_Records for this exercise:_
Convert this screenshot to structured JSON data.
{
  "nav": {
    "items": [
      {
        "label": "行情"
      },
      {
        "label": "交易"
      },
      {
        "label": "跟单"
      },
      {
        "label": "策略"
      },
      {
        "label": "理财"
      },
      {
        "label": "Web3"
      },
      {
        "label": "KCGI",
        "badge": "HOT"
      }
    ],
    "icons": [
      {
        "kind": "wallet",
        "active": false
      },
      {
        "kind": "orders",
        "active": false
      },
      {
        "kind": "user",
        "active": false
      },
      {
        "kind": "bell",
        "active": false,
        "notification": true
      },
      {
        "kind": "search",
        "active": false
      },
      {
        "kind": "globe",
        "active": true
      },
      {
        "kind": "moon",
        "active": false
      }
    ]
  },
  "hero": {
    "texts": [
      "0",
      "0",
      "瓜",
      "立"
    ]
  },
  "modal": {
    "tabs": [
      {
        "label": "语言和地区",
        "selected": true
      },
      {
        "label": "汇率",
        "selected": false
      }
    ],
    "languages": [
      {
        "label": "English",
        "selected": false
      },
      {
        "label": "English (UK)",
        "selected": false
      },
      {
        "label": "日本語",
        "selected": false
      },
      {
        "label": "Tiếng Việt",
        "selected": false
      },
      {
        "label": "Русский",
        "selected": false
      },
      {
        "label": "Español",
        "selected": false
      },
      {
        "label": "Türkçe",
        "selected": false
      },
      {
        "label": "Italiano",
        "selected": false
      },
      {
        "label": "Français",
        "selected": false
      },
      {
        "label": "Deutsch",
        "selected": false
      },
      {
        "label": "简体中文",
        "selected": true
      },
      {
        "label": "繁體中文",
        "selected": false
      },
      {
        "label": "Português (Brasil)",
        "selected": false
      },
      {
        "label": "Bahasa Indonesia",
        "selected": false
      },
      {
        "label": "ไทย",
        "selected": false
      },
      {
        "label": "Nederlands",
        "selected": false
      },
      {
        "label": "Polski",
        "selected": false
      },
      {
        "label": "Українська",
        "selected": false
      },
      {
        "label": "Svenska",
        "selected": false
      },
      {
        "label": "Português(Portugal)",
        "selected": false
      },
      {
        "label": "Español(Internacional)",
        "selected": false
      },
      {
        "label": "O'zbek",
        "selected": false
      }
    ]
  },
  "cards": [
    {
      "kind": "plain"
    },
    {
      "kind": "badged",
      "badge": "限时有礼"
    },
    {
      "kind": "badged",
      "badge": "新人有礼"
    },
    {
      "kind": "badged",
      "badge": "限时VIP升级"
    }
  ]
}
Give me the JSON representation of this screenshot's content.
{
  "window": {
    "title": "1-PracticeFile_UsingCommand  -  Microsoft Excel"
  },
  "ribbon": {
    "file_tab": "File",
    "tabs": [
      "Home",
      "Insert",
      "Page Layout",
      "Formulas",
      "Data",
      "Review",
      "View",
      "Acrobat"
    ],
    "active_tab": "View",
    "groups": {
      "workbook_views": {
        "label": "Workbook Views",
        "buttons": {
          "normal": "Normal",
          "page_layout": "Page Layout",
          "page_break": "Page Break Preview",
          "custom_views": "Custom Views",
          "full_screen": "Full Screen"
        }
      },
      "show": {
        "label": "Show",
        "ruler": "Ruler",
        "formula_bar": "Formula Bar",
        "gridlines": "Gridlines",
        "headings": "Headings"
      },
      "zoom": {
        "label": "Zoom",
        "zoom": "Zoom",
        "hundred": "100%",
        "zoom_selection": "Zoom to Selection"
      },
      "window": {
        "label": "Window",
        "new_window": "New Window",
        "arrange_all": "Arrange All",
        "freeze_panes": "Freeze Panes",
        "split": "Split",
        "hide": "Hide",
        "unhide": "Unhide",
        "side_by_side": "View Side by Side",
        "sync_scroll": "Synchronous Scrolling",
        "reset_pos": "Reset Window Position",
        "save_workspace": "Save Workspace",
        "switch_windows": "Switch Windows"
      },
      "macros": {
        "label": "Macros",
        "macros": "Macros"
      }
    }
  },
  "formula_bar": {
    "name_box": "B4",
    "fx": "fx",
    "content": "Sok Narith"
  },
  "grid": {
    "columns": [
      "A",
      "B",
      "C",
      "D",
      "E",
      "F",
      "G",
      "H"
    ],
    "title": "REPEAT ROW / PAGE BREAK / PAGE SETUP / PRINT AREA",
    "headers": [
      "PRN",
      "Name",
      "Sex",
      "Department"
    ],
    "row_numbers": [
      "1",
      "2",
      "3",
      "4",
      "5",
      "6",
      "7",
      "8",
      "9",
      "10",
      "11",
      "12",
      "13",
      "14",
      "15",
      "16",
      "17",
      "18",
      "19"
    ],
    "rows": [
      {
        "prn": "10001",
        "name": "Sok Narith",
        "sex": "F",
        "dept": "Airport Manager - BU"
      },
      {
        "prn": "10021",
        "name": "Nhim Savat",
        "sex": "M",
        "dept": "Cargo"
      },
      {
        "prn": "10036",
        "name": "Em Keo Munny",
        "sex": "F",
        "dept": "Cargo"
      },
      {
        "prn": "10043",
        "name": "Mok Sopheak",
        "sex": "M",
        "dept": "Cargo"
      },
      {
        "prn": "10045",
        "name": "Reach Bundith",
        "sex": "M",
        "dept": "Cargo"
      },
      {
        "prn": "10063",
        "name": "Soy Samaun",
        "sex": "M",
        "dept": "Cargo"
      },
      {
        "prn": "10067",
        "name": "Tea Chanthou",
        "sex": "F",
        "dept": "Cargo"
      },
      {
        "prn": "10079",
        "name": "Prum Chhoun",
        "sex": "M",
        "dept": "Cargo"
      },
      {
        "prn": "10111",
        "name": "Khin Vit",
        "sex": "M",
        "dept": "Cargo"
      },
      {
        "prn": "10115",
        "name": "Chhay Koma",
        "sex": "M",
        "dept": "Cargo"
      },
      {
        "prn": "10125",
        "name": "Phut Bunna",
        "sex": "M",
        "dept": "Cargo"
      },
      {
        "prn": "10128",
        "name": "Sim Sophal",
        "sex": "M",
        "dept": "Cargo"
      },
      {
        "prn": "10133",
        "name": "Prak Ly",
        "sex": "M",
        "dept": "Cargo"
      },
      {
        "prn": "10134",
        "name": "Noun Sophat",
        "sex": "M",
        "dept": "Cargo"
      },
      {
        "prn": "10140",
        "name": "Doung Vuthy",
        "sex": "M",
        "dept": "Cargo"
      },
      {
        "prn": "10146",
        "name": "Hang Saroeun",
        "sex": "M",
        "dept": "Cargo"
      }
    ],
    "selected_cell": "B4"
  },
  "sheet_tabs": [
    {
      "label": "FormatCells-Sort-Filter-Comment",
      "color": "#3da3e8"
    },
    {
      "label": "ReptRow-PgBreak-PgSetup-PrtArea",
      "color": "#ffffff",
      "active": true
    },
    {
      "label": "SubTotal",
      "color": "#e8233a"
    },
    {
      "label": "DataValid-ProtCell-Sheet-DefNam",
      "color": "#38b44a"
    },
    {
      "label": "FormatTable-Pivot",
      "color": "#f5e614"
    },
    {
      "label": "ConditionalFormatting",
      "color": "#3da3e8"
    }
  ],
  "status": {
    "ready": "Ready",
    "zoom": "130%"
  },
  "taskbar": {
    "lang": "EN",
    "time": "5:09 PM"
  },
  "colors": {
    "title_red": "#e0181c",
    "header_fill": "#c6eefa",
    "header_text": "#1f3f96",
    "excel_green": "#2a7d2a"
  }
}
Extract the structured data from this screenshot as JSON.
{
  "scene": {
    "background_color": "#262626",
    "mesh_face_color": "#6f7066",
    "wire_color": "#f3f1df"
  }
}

_Requirements:_ Print all of the data exactly as it was given.

_Result of the exercise:_
Convert this screenshot to structured JSON data.
{
  "nav": {
    "items": [
      {
        "label": "行情"
      },
      {
        "label": "交易"
      },
      {
        "label": "跟单"
      },
      {
        "label": "策略"
      },
      {
        "label": "理财"
      },
      {
        "label": "Web3"
      },
      {
        "label": "KCGI",
        "badge": "HOT"
      }
    ],
    "icons": [
      {
        "kind": "wallet",
        "active": false
      },
      {
        "kind": "orders",
        "active": false
      },
      {
        "kind": "user",
        "active": false
      },
      {
        "kind": "bell",
        "active": false,
        "notification": true
      },
      {
        "kind": "search",
        "active": false
      },
      {
        "kind": "globe",
        "active": true
      },
      {
        "kind": "moon",
        "active": false
      }
    ]
  },
  "hero": {
    "texts": [
      "0",
      "0",
      "瓜",
      "立"
    ]
  },
  "modal": {
    "tabs": [
      {
        "label": "语言和地区",
        "selected": true
      },
      {
        "label": "汇率",
        "selected": false
      }
    ],
    "languages": [
      {
        "label": "English",
        "selected": false
      },
      {
        "label": "English (UK)",
        "selected": false
      },
      {
        "label": "日本語",
        "selected": false
      },
      {
        "label": "Tiếng Việt",
        "selected": false
      },
      {
        "label": "Русский",
        "selected": false
      },
      {
        "label": "Español",
        "selected": false
      },
      {
        "label": "Türkçe",
        "selected": false
      },
      {
        "label": "Italiano",
        "selected": false
      },
      {
        "label": "Français",
        "selected": false
      },
      {
        "label": "Deutsch",
        "selected": false
      },
      {
        "label": "简体中文",
        "selected": true
      },
      {
        "label": "繁體中文",
        "selected": false
      },
      {
        "label": "Português (Brasil)",
        "selected": false
      },
      {
        "label": "Bahasa Indonesia",
        "selected": false
      },
      {
        "label": "ไทย",
        "selected": false
      },
      {
        "label": "Nederlands",
        "selected": false
      },
      {
        "label": "Polski",
        "selected": false
      },
      {
        "label": "Українська",
        "selected": false
      },
      {
        "label": "Svenska",
        "selected": false
      },
      {
        "label": "Português(Portugal)",
        "selected": false
      },
      {
        "label": "Español(Internacional)",
        "selected": false
      },
      {
        "label": "O'zbek",
        "selected": false
      }
    ]
  },
  "cards": [
    {
      "kind": "plain"
    },
    {
      "kind": "badged",
      "badge": "限时有礼"
    },
    {
      "kind": "badged",
      "badge": "新人有礼"
    },
    {
      "kind": "badged",
      "badge": "限时VIP升级"
    }
  ]
}
Give me the JSON representation of this screenshot's content.
{
  "window": {
    "title": "1-PracticeFile_UsingCommand  -  Microsoft Excel"
  },
  "ribbon": {
    "file_tab": "File",
    "tabs": [
      "Home",
      "Insert",
      "Page Layout",
      "Formulas",
      "Data",
      "Review",
      "View",
      "Acrobat"
    ],
    "active_tab": "View",
    "groups": {
      "workbook_views": {
        "label": "Workbook Views",
        "buttons": {
          "normal": "Normal",
          "page_layout": "Page Layout",
          "page_break": "Page Break Preview",
          "custom_views": "Custom Views",
          "full_screen": "Full Screen"
        }
      },
      "show": {
        "label": "Show",
        "ruler": "Ruler",
        "formula_bar": "Formula Bar",
        "gridlines": "Gridlines",
        "headings": "Headings"
      },
      "zoom": {
        "label": "Zoom",
        "zoom": "Zoom",
        "hundred": "100%",
        "zoom_selection": "Zoom to Selection"
      },
      "window": {
        "label": "Window",
        "new_window": "New Window",
        "arrange_all": "Arrange All",
        "freeze_panes": "Freeze Panes",
        "split": "Split",
        "hide": "Hide",
        "unhide": "Unhide",
        "side_by_side": "View Side by Side",
        "sync_scroll": "Synchronous Scrolling",
        "reset_pos": "Reset Window Position",
        "save_workspace": "Save Workspace",
        "switch_windows": "Switch Windows"
      },
      "macros": {
        "label": "Macros",
        "macros": "Macros"
      }
    }
  },
  "formula_bar": {
    "name_box": "B4",
    "fx": "fx",
    "content": "Sok Narith"
  },
  "grid": {
    "columns": [
      "A",
      "B",
      "C",
      "D",
      "E",
      "F",
      "G",
      "H"
    ],
    "title": "REPEAT ROW / PAGE BREAK / PAGE SETUP / PRINT AREA",
    "headers": [
      "PRN",
      "Name",
      "Sex",
      "Department"
    ],
    "row_numbers": [
      "1",
      "2",
      "3",
      "4",
      "5",
      "6",
      "7",
      "8",
      "9",
      "10",
      "11",
      "12",
      "13",
      "14",
      "15",
      "16",
      "17",
      "18",
      "19"
    ],
    "rows": [
      {
        "prn": "10001",
        "name": "Sok Narith",
        "sex": "F",
        "dept": "Airport Manager - BU"
      },
      {
        "prn": "10021",
        "name": "Nhim Savat",
        "sex": "M",
        "dept": "Cargo"
      },
      {
        "prn": "10036",
        "name": "Em Keo Munny",
        "sex": "F",
        "dept": "Cargo"
      },
      {
        "prn": "10043",
        "name": "Mok Sopheak",
        "sex": "M",
        "dept": "Cargo"
      },
      {
        "prn": "10045",
        "name": "Reach Bundith",
        "sex": "M",
        "dept": "Cargo"
      },
      {
        "prn": "10063",
        "name": "Soy Samaun",
        "sex": "M",
        "dept": "Cargo"
      },
      {
        "prn": "10067",
        "name": "Tea Chanthou",
        "sex": "F",
        "dept": "Cargo"
      },
      {
        "prn": "10079",
        "name": "Prum Chhoun",
        "sex": "M",
        "dept": "Cargo"
      },
      {
        "prn": "10111",
        "name": "Khin Vit",
        "sex": "M",
        "dept": "Cargo"
      },
      {
        "prn": "10115",
        "name": "Chhay Koma",
        "sex": "M",
        "dept": "Cargo"
      },
      {
        "prn": "10125",
        "name": "Phut Bunna",
        "sex": "M",
        "dept": "Cargo"
      },
      {
        "prn": "10128",
        "name": "Sim Sophal",
        "sex": "M",
        "dept": "Cargo"
      },
      {
        "prn": "10133",
        "name": "Prak Ly",
        "sex": "M",
        "dept": "Cargo"
      },
      {
        "prn": "10134",
        "name": "Noun Sophat",
        "sex": "M",
        "dept": "Cargo"
      },
      {
        "prn": "10140",
        "name": "Doung Vuthy",
        "sex": "M",
        "dept": "Cargo"
      },
      {
        "prn": "10146",
        "name": "Hang Saroeun",
        "sex": "M",
        "dept": "Cargo"
      }
    ],
    "selected_cell": "B4"
  },
  "sheet_tabs": [
    {
      "label": "FormatCells-Sort-Filter-Comment",
      "color": "#3da3e8"
    },
    {
      "label": "ReptRow-PgBreak-PgSetup-PrtArea",
      "color": "#ffffff",
      "active": true
    },
    {
      "label": "SubTotal",
      "color": "#e8233a"
    },
    {
      "label": "DataValid-ProtCell-Sheet-DefNam",
      "color": "#38b44a"
    },
    {
      "label": "FormatTable-Pivot",
      "color": "#f5e614"
    },
    {
      "label": "ConditionalFormatting",
      "color": "#3da3e8"
    }
  ],
  "status": {
    "ready": "Ready",
    "zoom": "130%"
  },
  "taskbar": {
    "lang": "EN",
    "time": "5:09 PM"
  },
  "colors": {
    "title_red": "#e0181c",
    "header_fill": "#c6eefa",
    "header_text": "#1f3f96",
    "excel_green": "#2a7d2a"
  }
}
Extract the structured data from this screenshot as JSON.
{
  "scene": {
    "background_color": "#262626",
    "mesh_face_color": "#6f7066",
    "wire_color": "#f3f1df"
  }
}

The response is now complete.